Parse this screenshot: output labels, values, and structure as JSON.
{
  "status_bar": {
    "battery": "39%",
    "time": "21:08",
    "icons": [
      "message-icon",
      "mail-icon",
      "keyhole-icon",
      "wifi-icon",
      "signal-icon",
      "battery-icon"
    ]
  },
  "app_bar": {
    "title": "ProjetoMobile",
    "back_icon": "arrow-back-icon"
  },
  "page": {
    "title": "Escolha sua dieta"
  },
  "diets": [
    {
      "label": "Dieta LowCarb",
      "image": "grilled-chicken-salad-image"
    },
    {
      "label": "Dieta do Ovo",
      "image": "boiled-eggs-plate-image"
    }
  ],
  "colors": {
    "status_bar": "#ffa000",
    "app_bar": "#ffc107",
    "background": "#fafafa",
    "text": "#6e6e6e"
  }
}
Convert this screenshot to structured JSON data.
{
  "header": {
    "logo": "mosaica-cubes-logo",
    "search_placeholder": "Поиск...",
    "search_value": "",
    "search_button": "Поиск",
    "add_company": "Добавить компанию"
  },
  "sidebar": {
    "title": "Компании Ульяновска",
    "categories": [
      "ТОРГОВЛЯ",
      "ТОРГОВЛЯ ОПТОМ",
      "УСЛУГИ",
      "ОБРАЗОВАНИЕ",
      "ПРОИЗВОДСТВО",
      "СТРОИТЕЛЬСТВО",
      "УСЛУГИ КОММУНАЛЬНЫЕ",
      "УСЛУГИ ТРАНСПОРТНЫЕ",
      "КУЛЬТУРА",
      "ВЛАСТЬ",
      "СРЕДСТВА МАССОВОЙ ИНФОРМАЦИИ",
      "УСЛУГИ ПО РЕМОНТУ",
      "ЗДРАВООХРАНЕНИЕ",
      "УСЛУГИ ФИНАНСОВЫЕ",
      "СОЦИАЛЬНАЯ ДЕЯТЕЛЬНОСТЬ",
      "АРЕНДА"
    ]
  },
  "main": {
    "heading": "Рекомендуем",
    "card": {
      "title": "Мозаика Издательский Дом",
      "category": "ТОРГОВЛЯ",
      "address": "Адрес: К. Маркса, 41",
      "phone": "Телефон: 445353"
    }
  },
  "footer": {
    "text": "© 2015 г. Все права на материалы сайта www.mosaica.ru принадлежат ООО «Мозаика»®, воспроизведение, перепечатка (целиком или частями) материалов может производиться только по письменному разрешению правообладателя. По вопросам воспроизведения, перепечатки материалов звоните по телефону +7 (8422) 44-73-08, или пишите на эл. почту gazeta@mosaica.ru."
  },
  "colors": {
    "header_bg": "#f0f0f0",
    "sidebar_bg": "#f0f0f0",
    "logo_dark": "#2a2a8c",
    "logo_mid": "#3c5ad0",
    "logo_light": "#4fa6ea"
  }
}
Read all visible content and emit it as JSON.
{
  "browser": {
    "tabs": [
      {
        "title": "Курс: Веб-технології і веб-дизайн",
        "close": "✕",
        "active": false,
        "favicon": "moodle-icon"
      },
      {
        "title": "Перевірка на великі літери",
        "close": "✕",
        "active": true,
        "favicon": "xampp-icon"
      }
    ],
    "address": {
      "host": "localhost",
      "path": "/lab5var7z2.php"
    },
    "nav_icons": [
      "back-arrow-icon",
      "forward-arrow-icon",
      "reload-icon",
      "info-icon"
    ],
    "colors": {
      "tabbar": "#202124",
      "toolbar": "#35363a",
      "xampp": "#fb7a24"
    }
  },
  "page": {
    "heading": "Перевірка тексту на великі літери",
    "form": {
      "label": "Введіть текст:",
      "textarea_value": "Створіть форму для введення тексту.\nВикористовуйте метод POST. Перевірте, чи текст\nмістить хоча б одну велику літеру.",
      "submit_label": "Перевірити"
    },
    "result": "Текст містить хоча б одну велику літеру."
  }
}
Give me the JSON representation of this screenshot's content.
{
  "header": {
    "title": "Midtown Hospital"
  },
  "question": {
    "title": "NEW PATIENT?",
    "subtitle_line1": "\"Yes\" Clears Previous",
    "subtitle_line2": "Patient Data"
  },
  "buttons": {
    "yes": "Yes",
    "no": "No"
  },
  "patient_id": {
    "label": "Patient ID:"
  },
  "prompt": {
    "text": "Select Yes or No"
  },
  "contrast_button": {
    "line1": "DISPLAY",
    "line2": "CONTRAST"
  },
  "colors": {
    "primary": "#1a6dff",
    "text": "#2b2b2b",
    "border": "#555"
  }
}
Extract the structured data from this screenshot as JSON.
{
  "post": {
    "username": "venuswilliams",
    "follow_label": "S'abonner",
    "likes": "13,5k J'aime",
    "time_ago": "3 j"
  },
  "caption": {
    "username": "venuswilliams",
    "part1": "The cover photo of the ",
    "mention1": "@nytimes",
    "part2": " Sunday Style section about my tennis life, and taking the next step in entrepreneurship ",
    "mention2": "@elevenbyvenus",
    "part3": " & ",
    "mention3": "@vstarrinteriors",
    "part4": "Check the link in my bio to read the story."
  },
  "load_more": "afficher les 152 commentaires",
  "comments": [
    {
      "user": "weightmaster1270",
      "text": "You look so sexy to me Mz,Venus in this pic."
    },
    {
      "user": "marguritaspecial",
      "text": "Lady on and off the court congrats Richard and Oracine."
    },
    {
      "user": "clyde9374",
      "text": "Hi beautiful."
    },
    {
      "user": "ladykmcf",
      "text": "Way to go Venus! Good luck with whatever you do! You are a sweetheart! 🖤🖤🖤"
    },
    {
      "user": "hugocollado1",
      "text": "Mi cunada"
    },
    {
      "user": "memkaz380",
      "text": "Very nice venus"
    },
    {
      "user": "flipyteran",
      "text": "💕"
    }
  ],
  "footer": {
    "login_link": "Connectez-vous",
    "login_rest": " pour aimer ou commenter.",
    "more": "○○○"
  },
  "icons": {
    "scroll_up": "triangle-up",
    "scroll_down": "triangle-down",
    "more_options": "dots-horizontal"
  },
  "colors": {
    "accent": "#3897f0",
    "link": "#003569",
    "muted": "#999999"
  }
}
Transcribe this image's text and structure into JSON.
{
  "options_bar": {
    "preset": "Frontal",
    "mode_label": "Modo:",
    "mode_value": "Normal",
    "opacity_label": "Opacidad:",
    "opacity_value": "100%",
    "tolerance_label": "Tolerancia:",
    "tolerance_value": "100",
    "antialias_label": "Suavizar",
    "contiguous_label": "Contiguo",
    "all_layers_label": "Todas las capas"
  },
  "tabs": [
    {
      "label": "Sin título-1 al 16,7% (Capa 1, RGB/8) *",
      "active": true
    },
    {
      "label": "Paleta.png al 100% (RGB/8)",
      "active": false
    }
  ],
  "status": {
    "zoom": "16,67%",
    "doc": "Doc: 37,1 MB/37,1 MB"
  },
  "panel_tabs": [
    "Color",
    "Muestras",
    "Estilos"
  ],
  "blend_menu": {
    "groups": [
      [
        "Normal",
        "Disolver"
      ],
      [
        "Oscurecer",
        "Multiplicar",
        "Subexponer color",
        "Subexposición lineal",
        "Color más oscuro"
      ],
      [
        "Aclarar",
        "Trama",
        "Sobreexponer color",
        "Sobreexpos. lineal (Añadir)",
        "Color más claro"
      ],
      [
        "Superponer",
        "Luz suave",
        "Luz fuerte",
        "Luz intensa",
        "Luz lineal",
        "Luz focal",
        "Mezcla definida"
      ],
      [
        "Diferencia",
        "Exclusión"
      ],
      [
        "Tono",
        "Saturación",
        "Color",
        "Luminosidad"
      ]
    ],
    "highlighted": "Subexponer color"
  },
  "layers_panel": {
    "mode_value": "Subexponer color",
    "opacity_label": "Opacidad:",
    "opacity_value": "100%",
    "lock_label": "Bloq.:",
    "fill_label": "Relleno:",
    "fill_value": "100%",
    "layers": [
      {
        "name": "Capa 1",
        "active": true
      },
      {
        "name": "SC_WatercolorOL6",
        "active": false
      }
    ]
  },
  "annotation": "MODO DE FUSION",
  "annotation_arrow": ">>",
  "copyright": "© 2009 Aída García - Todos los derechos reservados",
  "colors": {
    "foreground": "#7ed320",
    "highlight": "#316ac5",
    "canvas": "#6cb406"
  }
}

+++

_WHAT TO PRODUCE_:
Using the listing, say how many lines include the word "великі", and add nothing else.

_FULL OUTPUT_:
2